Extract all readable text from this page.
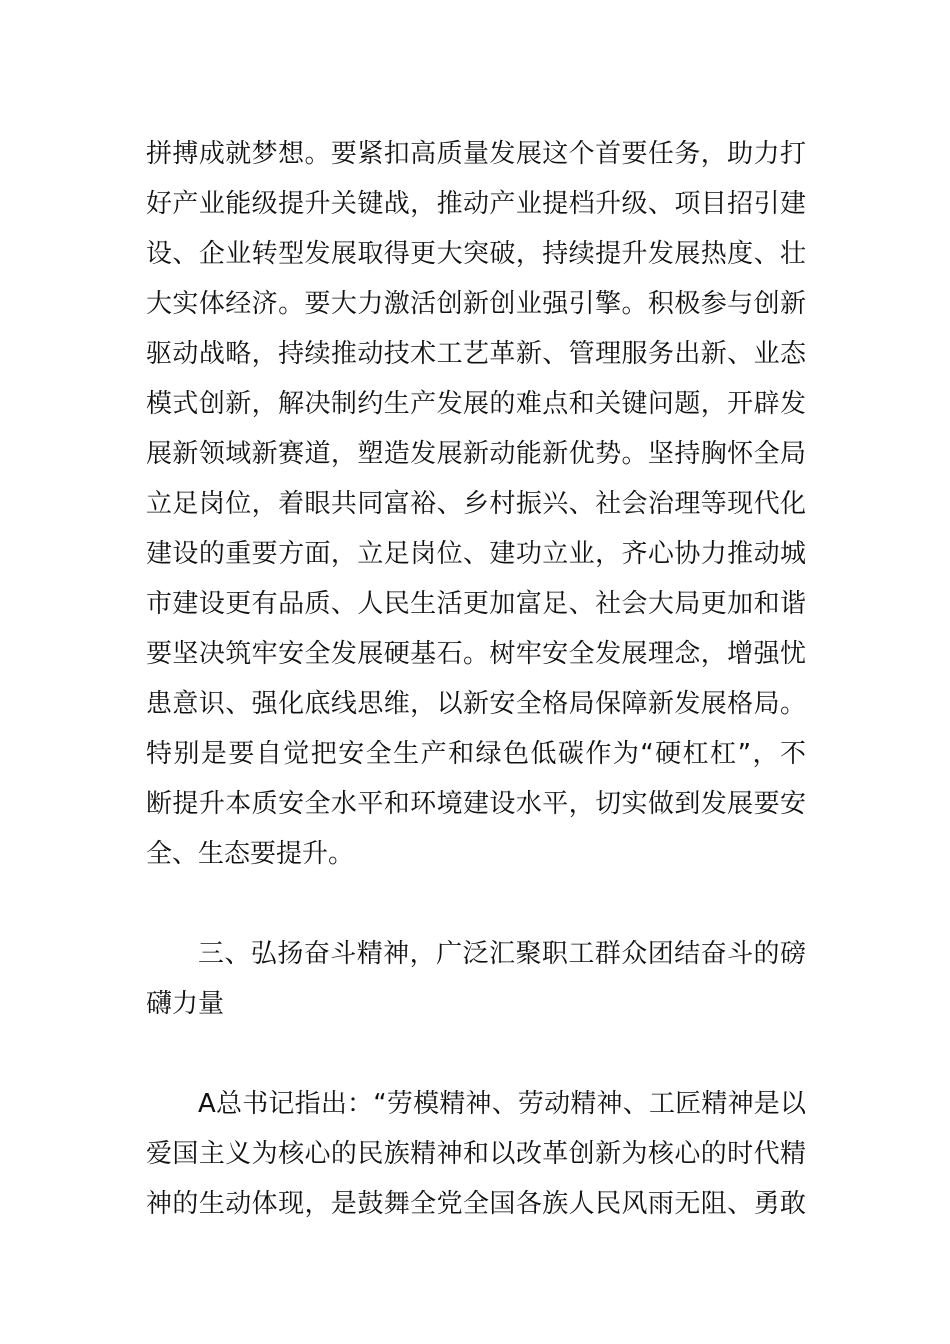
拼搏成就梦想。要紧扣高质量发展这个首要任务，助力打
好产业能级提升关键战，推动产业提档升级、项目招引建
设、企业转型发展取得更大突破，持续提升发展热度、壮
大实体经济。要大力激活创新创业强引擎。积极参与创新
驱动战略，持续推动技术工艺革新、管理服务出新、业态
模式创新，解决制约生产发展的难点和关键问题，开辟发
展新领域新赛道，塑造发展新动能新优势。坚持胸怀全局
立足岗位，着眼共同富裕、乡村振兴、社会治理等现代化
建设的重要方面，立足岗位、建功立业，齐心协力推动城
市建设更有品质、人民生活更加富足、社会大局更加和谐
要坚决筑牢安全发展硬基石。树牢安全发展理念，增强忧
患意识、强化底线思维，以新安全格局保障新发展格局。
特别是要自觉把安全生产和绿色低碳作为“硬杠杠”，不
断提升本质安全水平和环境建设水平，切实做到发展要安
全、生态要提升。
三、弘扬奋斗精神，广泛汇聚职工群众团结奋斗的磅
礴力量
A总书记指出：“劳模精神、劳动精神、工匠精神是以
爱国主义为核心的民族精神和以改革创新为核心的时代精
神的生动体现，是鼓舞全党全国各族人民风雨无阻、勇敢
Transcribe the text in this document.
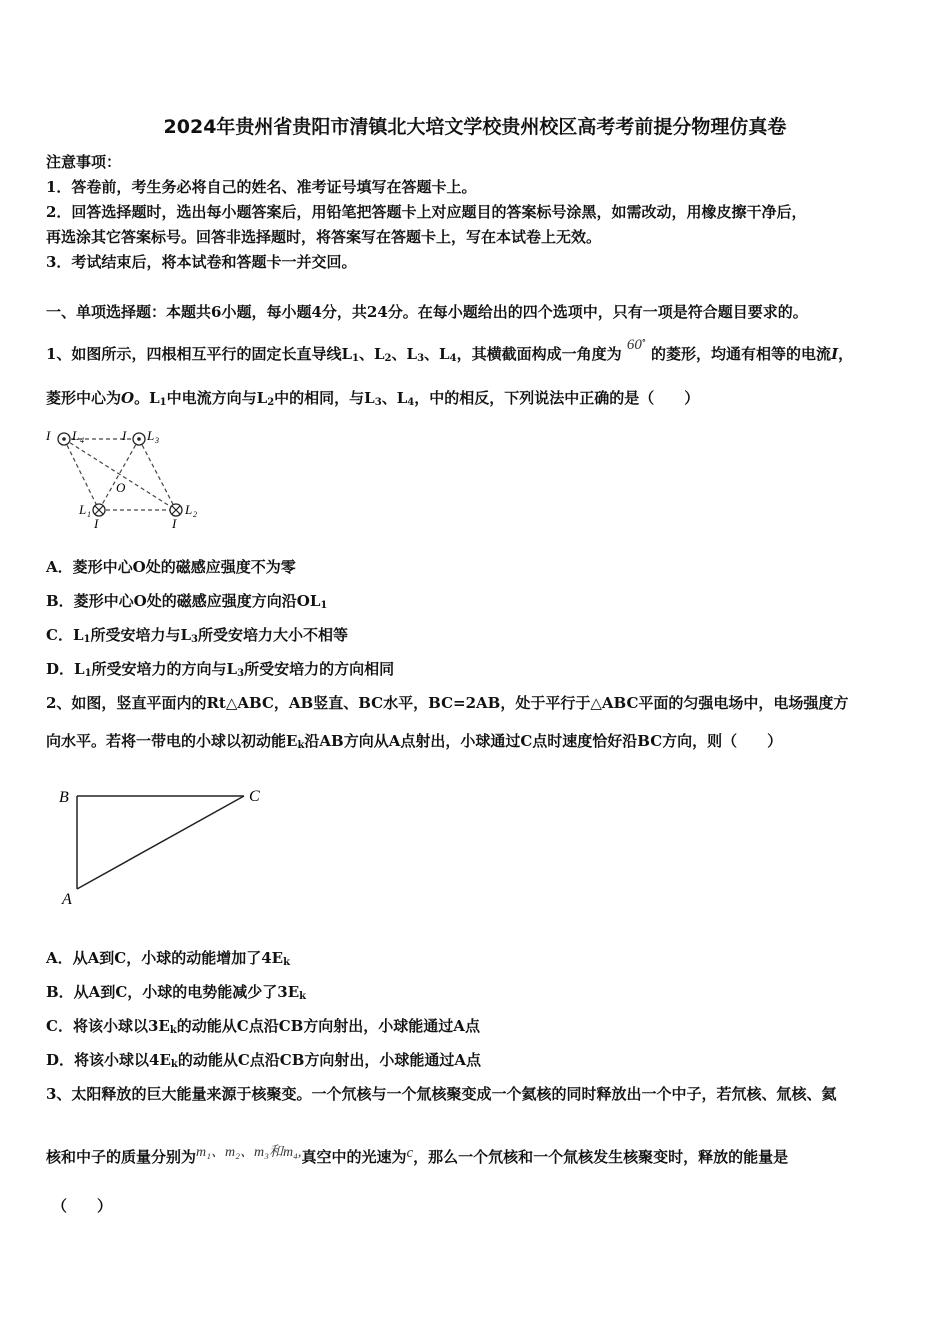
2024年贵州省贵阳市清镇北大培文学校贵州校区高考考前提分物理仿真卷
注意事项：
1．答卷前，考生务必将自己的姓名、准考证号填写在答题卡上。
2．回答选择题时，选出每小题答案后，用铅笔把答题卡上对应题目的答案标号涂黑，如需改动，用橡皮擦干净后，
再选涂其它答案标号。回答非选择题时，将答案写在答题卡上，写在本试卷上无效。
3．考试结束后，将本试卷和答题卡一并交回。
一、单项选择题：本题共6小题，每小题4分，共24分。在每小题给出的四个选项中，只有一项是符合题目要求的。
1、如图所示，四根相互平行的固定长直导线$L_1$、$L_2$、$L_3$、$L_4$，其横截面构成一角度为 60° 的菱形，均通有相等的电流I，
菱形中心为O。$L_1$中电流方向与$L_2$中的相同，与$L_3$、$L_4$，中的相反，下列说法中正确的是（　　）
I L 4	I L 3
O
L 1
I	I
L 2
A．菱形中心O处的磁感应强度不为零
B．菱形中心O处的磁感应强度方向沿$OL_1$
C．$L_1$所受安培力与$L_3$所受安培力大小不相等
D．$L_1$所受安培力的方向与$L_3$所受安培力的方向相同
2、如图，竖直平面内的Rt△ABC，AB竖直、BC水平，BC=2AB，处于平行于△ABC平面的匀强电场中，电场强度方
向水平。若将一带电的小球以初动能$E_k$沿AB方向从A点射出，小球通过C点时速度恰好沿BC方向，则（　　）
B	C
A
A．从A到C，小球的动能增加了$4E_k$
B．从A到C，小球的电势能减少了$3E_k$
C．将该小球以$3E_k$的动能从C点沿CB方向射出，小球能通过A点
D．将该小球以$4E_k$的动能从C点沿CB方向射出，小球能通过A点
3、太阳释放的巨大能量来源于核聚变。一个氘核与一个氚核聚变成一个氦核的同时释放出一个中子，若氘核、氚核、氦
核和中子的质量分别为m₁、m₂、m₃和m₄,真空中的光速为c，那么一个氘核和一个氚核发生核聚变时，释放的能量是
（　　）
☆ ☆ ☆ ☆ ☆ ☆ ☆
**Directive**
Lines containing the word "text" are to be tallied; report only the total.

**Exercise result**
2